[Start of Task input]

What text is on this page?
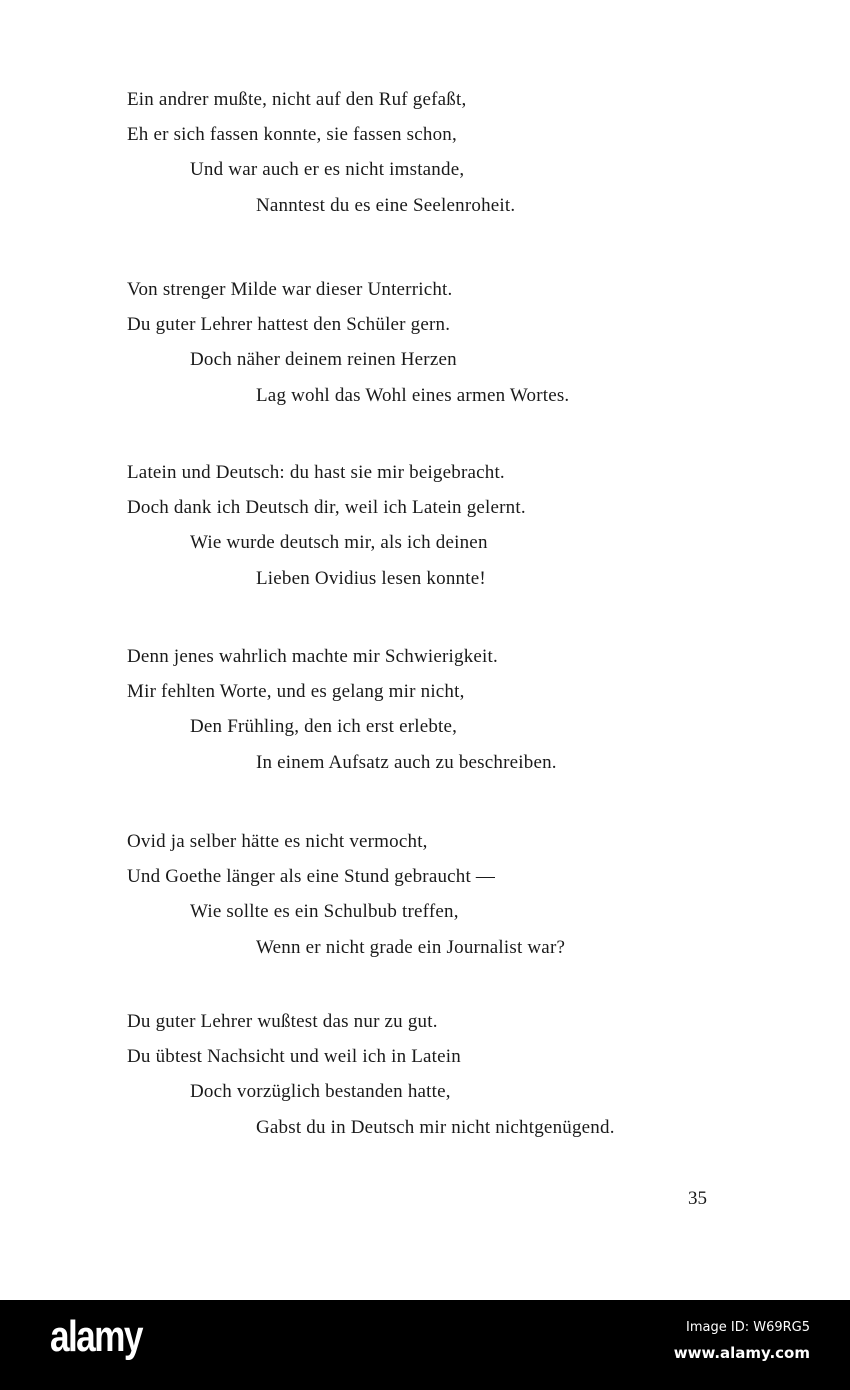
Ein andrer mußte, nicht auf den Ruf gefaßt,
Eh er sich fassen konnte, sie fassen schon,
Und war auch er es nicht imstande,
Nanntest du es eine Seelenroheit.
Von strenger Milde war dieser Unterricht.
Du guter Lehrer hattest den Schüler gern.
Doch näher deinem reinen Herzen
Lag wohl das Wohl eines armen Wortes.
Latein und Deutsch: du hast sie mir beigebracht.
Doch dank ich Deutsch dir, weil ich Latein gelernt.
Wie wurde deutsch mir, als ich deinen
Lieben Ovidius lesen konnte!
Denn jenes wahrlich machte mir Schwierigkeit.
Mir fehlten Worte, und es gelang mir nicht,
Den Frühling, den ich erst erlebte,
In einem Aufsatz auch zu beschreiben.
Ovid ja selber hätte es nicht vermocht,
Und Goethe länger als eine Stund gebraucht —
Wie sollte es ein Schulbub treffen,
Wenn er nicht grade ein Journalist war?
Du guter Lehrer wußtest das nur zu gut.
Du übtest Nachsicht und weil ich in Latein
Doch vorzüglich bestanden hatte,
Gabst du in Deutsch mir nicht nichtgenügend.
35
alamy	Image ID: W69RG5
www.alamy.com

[End of Task input]

- [What this task involves]: All of the material above should be reproduced exactly, except the pictures.

- [Exercise solution]:
What text is on this page?
Ein andrer mußte, nicht auf den Ruf gefaßt,
Eh er sich fassen konnte, sie fassen schon,
Und war auch er es nicht imstande,
Nanntest du es eine Seelenroheit.
Von strenger Milde war dieser Unterricht.
Du guter Lehrer hattest den Schüler gern.
Doch näher deinem reinen Herzen
Lag wohl das Wohl eines armen Wortes.
Latein und Deutsch: du hast sie mir beigebracht.
Doch dank ich Deutsch dir, weil ich Latein gelernt.
Wie wurde deutsch mir, als ich deinen
Lieben Ovidius lesen konnte!
Denn jenes wahrlich machte mir Schwierigkeit.
Mir fehlten Worte, und es gelang mir nicht,
Den Frühling, den ich erst erlebte,
In einem Aufsatz auch zu beschreiben.
Ovid ja selber hätte es nicht vermocht,
Und Goethe länger als eine Stund gebraucht —
Wie sollte es ein Schulbub treffen,
Wenn er nicht grade ein Journalist war?
Du guter Lehrer wußtest das nur zu gut.
Du übtest Nachsicht und weil ich in Latein
Doch vorzüglich bestanden hatte,
Gabst du in Deutsch mir nicht nichtgenügend.
35
alamy	Image ID: W69RG5
www.alamy.com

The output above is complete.